AIM OF THE TASK. Your task is to quote the material that follows, in full and exactly.

DATASET RECORDS.
###

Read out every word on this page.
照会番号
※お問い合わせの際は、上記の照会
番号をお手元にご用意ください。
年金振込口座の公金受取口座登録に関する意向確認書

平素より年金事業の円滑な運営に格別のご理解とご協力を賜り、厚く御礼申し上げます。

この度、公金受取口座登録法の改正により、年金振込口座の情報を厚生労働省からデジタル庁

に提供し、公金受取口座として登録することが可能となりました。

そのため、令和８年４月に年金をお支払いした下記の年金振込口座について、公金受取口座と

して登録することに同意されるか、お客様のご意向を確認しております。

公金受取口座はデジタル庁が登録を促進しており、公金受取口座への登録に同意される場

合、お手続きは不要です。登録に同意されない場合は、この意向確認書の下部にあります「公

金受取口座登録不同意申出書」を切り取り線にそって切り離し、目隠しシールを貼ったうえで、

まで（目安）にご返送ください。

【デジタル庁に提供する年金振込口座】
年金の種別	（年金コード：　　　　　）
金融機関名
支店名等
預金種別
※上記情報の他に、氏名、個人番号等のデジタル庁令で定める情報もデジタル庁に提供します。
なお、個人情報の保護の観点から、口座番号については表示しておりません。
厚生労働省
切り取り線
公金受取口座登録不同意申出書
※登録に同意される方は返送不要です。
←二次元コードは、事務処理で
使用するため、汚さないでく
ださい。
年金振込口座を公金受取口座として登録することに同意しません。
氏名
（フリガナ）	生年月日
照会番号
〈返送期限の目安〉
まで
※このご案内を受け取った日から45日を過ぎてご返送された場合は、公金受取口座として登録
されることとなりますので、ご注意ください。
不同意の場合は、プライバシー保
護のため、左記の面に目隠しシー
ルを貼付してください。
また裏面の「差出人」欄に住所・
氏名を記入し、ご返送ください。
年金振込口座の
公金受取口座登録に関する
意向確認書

###

SOLUTION.
Read out every word on this page.
照会番号
※お問い合わせの際は、上記の照会
番号をお手元にご用意ください。
年金振込口座の公金受取口座登録に関する意向確認書

平素より年金事業の円滑な運営に格別のご理解とご協力を賜り、厚く御礼申し上げます。

この度、公金受取口座登録法の改正により、年金振込口座の情報を厚生労働省からデジタル庁

に提供し、公金受取口座として登録することが可能となりました。

そのため、令和８年４月に年金をお支払いした下記の年金振込口座について、公金受取口座と

して登録することに同意されるか、お客様のご意向を確認しております。

公金受取口座はデジタル庁が登録を促進しており、公金受取口座への登録に同意される場

合、お手続きは不要です。登録に同意されない場合は、この意向確認書の下部にあります「公

金受取口座登録不同意申出書」を切り取り線にそって切り離し、目隠しシールを貼ったうえで、

まで（目安）にご返送ください。

【デジタル庁に提供する年金振込口座】
年金の種別	（年金コード：　　　　　）
金融機関名
支店名等
預金種別
※上記情報の他に、氏名、個人番号等のデジタル庁令で定める情報もデジタル庁に提供します。
なお、個人情報の保護の観点から、口座番号については表示しておりません。
厚生労働省
切り取り線
公金受取口座登録不同意申出書
※登録に同意される方は返送不要です。
←二次元コードは、事務処理で
使用するため、汚さないでく
ださい。
年金振込口座を公金受取口座として登録することに同意しません。
氏名
（フリガナ）	生年月日
照会番号
〈返送期限の目安〉
まで
※このご案内を受け取った日から45日を過ぎてご返送された場合は、公金受取口座として登録
されることとなりますので、ご注意ください。
不同意の場合は、プライバシー保
護のため、左記の面に目隠しシー
ルを貼付してください。
また裏面の「差出人」欄に住所・
氏名を記入し、ご返送ください。
年金振込口座の
公金受取口座登録に関する
意向確認書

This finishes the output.